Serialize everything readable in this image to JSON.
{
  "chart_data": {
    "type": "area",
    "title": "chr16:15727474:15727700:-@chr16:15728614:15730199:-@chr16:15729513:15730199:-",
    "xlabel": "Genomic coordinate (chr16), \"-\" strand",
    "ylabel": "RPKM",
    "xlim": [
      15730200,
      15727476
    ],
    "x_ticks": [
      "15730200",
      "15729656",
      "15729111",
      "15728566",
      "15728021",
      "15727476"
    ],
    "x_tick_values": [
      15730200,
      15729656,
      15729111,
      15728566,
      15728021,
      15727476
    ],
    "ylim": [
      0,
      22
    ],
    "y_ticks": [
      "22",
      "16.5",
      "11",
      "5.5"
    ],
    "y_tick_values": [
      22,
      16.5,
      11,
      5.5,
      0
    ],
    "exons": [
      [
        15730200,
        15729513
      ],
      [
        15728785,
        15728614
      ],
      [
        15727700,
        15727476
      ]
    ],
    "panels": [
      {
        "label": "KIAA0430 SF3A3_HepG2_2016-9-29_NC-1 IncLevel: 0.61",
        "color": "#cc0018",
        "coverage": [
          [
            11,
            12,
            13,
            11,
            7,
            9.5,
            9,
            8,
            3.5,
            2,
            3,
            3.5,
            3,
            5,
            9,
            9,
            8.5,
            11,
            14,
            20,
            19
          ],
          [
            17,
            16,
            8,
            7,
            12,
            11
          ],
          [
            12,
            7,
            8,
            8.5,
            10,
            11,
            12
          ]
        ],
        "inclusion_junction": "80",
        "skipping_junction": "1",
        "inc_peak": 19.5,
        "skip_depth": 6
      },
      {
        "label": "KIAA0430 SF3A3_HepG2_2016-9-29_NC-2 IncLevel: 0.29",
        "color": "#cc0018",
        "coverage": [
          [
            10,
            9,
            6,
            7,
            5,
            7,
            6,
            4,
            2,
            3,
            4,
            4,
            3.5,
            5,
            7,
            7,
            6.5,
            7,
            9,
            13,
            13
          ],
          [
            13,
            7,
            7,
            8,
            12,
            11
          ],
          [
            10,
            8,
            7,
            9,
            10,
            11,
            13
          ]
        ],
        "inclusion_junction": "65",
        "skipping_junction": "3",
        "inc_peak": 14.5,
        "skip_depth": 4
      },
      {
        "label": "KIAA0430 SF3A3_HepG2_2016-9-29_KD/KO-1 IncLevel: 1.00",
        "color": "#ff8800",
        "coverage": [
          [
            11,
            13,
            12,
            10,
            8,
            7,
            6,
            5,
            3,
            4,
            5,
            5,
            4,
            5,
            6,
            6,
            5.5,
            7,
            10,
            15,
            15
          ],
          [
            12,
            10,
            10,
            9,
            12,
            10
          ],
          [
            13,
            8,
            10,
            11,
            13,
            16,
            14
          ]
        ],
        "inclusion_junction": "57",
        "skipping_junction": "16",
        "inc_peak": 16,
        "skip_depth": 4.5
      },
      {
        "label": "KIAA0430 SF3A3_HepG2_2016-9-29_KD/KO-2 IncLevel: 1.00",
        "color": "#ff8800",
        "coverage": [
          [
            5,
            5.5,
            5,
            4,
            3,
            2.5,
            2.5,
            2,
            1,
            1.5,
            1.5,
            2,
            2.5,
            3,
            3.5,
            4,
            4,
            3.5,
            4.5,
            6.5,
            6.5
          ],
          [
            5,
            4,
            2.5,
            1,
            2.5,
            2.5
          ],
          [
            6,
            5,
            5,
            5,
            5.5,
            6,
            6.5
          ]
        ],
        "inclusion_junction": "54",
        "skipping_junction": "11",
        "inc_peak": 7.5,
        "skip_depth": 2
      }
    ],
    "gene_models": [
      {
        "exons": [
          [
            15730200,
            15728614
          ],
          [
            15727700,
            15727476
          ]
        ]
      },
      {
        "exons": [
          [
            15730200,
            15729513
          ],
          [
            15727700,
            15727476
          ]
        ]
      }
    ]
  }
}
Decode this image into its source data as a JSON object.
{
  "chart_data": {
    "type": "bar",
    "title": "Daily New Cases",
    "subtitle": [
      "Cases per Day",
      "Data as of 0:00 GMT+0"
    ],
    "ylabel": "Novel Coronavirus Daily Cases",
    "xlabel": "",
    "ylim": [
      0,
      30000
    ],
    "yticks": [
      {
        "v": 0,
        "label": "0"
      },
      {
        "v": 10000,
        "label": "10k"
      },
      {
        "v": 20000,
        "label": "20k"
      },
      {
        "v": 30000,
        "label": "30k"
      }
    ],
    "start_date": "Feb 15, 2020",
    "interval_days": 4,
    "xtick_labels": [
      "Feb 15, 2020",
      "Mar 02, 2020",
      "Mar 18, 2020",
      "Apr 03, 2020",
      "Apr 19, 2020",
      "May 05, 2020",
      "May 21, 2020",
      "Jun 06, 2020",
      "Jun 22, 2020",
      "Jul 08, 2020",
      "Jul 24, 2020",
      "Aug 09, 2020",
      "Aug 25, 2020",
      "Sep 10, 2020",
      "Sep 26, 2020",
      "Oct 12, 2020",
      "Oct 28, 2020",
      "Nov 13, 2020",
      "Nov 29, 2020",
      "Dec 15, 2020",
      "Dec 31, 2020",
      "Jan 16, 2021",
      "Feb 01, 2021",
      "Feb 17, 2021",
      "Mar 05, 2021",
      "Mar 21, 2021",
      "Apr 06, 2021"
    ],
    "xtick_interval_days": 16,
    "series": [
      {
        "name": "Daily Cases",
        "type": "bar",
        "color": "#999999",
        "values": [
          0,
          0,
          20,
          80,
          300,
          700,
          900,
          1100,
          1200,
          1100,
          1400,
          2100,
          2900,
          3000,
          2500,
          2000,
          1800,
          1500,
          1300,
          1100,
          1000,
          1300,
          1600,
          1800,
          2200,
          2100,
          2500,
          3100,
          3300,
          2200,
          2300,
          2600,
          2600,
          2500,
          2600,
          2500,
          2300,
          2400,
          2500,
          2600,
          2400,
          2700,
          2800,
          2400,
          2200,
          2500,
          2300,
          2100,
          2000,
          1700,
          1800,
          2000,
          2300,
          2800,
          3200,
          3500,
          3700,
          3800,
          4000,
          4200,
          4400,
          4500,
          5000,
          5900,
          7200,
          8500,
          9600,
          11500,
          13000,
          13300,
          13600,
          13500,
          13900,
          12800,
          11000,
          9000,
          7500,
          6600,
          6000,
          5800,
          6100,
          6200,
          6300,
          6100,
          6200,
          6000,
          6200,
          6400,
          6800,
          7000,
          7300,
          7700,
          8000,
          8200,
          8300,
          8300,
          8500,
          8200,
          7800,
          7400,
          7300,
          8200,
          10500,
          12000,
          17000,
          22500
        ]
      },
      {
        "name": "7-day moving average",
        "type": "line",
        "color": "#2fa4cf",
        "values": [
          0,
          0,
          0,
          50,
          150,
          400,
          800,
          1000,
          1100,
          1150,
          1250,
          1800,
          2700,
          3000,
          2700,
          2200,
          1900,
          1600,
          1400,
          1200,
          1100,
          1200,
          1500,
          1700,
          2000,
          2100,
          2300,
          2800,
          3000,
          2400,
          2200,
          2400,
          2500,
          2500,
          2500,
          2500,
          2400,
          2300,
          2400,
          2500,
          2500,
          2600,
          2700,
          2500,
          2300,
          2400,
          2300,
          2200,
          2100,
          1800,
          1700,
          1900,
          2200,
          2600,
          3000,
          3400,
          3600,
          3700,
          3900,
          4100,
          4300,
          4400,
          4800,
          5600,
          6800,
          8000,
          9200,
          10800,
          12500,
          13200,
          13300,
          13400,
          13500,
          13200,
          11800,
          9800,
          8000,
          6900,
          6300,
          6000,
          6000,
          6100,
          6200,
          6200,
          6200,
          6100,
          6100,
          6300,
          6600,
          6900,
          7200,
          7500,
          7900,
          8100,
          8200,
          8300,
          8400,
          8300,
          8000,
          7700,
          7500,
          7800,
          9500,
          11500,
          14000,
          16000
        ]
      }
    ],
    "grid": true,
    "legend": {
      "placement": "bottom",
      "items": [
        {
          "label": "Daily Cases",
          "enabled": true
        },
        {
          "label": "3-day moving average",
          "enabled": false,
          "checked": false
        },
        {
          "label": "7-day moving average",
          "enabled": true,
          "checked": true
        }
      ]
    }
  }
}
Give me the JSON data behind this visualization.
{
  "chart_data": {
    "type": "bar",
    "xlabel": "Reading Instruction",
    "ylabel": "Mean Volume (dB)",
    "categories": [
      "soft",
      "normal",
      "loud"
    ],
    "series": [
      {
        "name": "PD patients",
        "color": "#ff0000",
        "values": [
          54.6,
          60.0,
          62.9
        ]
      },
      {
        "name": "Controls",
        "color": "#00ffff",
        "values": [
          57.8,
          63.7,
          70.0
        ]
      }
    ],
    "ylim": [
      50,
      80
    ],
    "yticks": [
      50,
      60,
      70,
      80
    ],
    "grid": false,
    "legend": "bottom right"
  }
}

######

_About this exercise_
Every line above in which the word "xlabel" occurs is to be copied.

_Answer area_
    "xlabel": "Genomic coordinate (chr16), \"-\" strand",
    "xlabel": "",
    "xlabel": "Reading Instruction",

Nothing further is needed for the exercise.